__Set exercise__.
Write the material out again exactly.

━━ Extracted information ━━

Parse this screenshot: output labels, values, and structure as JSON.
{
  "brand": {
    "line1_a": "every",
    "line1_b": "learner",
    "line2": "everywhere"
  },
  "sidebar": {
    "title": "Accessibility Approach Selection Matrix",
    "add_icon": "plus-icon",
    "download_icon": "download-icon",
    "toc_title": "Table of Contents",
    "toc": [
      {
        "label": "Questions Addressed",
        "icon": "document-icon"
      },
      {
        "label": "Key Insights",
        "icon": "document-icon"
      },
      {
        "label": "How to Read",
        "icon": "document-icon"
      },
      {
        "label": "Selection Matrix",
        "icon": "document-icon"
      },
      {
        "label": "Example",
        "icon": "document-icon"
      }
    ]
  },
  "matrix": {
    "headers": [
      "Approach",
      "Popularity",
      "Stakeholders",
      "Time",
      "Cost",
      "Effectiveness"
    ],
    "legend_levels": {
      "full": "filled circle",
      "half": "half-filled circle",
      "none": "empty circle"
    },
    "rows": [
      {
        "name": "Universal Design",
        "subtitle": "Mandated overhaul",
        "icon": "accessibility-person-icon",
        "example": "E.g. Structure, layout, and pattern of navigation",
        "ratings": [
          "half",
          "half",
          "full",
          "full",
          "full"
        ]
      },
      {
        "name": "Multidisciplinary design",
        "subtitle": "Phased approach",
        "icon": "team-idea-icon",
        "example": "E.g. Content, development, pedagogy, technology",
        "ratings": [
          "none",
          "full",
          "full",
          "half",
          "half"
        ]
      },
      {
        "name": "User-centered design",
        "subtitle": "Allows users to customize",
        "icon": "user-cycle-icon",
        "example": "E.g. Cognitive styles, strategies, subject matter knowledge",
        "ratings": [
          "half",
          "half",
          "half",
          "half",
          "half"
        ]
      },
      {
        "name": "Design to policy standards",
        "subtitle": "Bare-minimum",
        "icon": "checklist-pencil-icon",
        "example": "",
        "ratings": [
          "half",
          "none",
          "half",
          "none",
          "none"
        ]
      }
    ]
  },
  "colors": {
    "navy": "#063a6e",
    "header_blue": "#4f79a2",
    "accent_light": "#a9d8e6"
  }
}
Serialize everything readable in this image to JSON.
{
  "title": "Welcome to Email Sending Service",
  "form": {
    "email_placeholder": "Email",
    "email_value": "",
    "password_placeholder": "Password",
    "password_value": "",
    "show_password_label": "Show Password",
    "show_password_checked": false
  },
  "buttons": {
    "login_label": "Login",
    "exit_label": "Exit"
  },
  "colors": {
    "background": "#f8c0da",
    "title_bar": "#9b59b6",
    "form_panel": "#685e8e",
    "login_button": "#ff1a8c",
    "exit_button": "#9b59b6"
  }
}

━━━

__Response to this task__.
Parse this screenshot: output labels, values, and structure as JSON.
{
  "brand": {
    "line1_a": "every",
    "line1_b": "learner",
    "line2": "everywhere"
  },
  "sidebar": {
    "title": "Accessibility Approach Selection Matrix",
    "add_icon": "plus-icon",
    "download_icon": "download-icon",
    "toc_title": "Table of Contents",
    "toc": [
      {
        "label": "Questions Addressed",
        "icon": "document-icon"
      },
      {
        "label": "Key Insights",
        "icon": "document-icon"
      },
      {
        "label": "How to Read",
        "icon": "document-icon"
      },
      {
        "label": "Selection Matrix",
        "icon": "document-icon"
      },
      {
        "label": "Example",
        "icon": "document-icon"
      }
    ]
  },
  "matrix": {
    "headers": [
      "Approach",
      "Popularity",
      "Stakeholders",
      "Time",
      "Cost",
      "Effectiveness"
    ],
    "legend_levels": {
      "full": "filled circle",
      "half": "half-filled circle",
      "none": "empty circle"
    },
    "rows": [
      {
        "name": "Universal Design",
        "subtitle": "Mandated overhaul",
        "icon": "accessibility-person-icon",
        "example": "E.g. Structure, layout, and pattern of navigation",
        "ratings": [
          "half",
          "half",
          "full",
          "full",
          "full"
        ]
      },
      {
        "name": "Multidisciplinary design",
        "subtitle": "Phased approach",
        "icon": "team-idea-icon",
        "example": "E.g. Content, development, pedagogy, technology",
        "ratings": [
          "none",
          "full",
          "full",
          "half",
          "half"
        ]
      },
      {
        "name": "User-centered design",
        "subtitle": "Allows users to customize",
        "icon": "user-cycle-icon",
        "example": "E.g. Cognitive styles, strategies, subject matter knowledge",
        "ratings": [
          "half",
          "half",
          "half",
          "half",
          "half"
        ]
      },
      {
        "name": "Design to policy standards",
        "subtitle": "Bare-minimum",
        "icon": "checklist-pencil-icon",
        "example": "",
        "ratings": [
          "half",
          "none",
          "half",
          "none",
          "none"
        ]
      }
    ]
  },
  "colors": {
    "navy": "#063a6e",
    "header_blue": "#4f79a2",
    "accent_light": "#a9d8e6"
  }
}
Serialize everything readable in this image to JSON.
{
  "title": "Welcome to Email Sending Service",
  "form": {
    "email_placeholder": "Email",
    "email_value": "",
    "password_placeholder": "Password",
    "password_value": "",
    "show_password_label": "Show Password",
    "show_password_checked": false
  },
  "buttons": {
    "login_label": "Login",
    "exit_label": "Exit"
  },
  "colors": {
    "background": "#f8c0da",
    "title_bar": "#9b59b6",
    "form_panel": "#685e8e",
    "login_button": "#ff1a8c",
    "exit_button": "#9b59b6"
  }
}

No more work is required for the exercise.